- [Exercise prompt]
Separate out the lines that hold "clients".

Records excerpted from a collection:
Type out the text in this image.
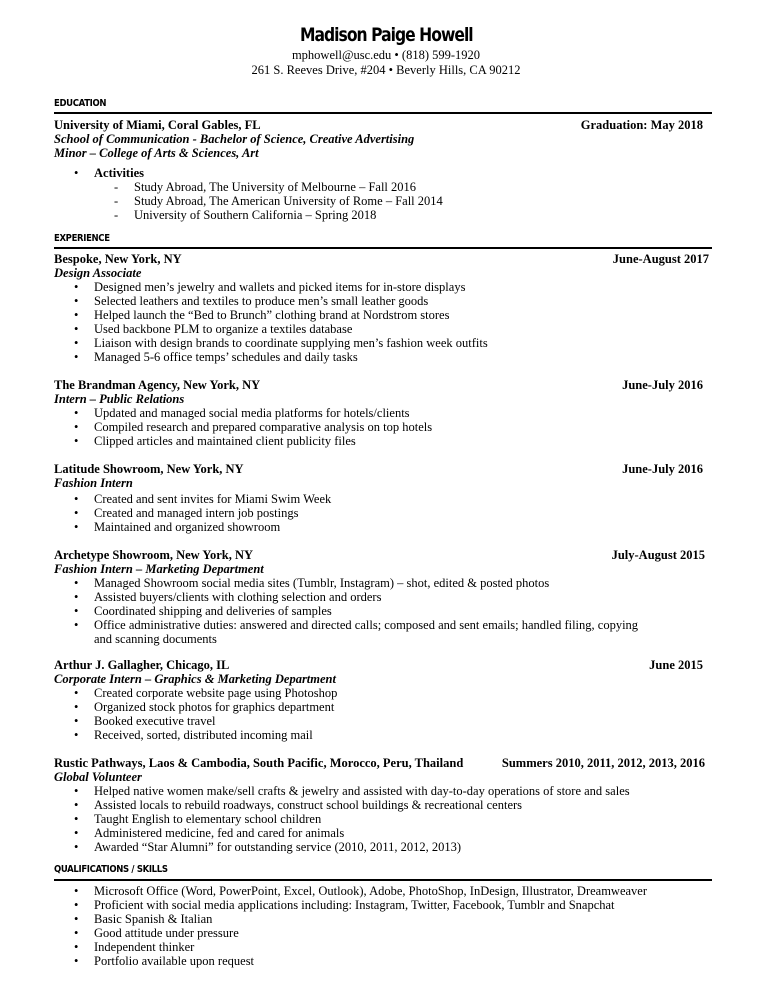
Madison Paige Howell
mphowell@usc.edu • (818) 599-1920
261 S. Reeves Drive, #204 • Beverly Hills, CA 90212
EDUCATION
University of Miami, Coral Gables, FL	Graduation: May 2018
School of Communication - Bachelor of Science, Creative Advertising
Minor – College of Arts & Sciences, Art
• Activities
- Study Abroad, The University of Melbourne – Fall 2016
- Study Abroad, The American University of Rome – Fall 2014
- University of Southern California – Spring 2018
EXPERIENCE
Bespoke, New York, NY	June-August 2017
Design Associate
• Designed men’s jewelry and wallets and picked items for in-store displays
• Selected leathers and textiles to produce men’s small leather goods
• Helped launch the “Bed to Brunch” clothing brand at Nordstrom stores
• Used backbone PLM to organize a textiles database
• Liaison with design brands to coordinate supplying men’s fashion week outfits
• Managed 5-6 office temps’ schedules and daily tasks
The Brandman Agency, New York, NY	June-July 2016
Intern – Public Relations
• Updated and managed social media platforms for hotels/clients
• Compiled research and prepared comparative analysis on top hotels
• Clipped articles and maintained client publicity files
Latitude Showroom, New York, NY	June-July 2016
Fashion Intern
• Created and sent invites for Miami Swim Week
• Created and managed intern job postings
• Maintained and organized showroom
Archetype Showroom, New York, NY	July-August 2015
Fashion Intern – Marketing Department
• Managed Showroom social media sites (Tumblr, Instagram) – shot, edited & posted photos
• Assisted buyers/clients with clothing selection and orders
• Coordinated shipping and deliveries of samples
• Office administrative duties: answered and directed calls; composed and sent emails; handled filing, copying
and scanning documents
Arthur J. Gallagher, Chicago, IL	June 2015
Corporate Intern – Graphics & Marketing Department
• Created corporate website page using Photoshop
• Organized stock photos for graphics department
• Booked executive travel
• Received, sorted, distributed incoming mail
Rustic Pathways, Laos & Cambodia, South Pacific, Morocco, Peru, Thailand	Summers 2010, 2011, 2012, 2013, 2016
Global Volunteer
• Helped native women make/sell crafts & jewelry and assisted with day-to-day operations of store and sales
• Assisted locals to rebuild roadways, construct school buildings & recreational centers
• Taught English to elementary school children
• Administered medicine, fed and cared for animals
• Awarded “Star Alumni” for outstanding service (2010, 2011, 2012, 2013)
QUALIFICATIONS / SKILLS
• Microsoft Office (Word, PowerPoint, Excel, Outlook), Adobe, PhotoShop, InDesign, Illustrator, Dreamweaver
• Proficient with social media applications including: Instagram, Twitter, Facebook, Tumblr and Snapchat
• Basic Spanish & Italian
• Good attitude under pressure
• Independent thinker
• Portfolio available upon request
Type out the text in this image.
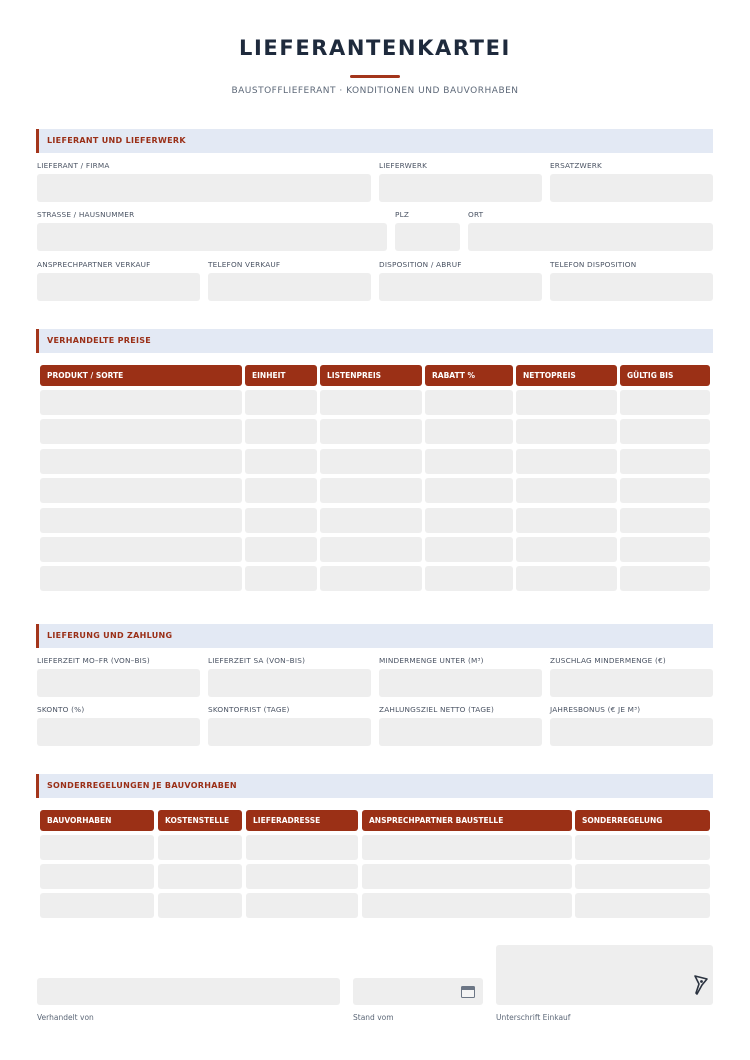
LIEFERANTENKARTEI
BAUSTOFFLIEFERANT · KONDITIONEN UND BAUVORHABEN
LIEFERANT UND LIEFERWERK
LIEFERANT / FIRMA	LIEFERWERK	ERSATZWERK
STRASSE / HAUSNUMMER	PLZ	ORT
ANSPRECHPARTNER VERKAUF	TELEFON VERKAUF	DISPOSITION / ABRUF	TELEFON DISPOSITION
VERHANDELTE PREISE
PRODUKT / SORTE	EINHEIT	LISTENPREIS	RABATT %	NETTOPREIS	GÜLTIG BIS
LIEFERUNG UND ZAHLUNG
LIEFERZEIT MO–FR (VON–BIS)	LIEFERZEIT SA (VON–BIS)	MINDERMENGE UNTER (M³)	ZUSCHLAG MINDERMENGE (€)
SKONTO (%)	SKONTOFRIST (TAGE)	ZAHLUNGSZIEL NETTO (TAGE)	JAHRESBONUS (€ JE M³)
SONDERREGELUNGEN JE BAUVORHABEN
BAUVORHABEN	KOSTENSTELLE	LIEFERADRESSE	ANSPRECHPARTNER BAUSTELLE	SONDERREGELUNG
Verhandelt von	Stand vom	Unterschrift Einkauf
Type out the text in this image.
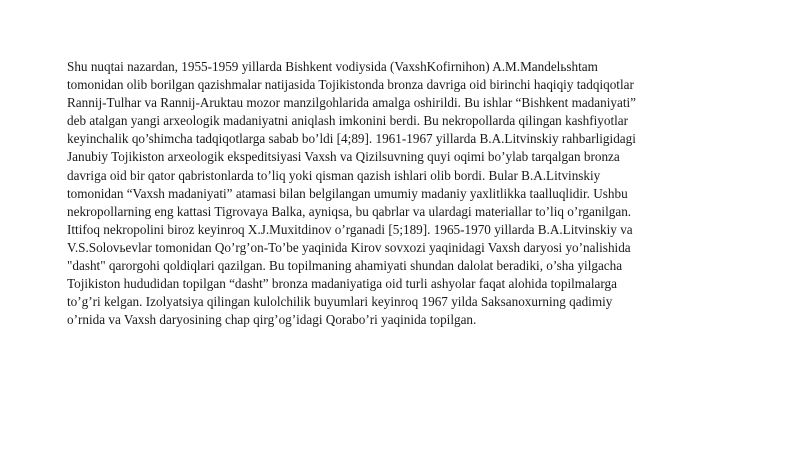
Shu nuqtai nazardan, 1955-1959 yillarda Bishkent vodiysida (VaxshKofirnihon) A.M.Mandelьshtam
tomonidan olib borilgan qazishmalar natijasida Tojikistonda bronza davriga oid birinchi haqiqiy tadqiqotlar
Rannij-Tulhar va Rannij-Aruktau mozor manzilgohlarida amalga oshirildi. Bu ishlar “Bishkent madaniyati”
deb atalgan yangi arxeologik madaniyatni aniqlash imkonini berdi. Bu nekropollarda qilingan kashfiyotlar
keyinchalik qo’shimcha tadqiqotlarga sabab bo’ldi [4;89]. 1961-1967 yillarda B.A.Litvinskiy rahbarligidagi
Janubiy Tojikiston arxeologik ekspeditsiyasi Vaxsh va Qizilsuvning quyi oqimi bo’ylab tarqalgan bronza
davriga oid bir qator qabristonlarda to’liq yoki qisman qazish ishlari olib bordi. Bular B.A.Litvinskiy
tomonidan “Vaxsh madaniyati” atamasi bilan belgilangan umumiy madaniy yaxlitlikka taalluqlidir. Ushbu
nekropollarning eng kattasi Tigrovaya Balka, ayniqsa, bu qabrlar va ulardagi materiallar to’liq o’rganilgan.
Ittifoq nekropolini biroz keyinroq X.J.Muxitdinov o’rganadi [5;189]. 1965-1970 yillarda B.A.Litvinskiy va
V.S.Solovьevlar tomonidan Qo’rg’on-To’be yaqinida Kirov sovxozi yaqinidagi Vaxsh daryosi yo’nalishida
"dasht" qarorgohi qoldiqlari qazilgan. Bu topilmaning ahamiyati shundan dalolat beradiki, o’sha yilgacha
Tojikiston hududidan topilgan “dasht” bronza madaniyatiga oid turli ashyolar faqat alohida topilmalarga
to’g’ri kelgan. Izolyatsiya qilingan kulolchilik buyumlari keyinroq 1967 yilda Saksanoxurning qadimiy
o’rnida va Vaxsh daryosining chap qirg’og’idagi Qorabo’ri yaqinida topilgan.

- [The result]
• Updated and managed social media platforms for hotels/clients
• Assisted buyers/clients with clothing selection and orders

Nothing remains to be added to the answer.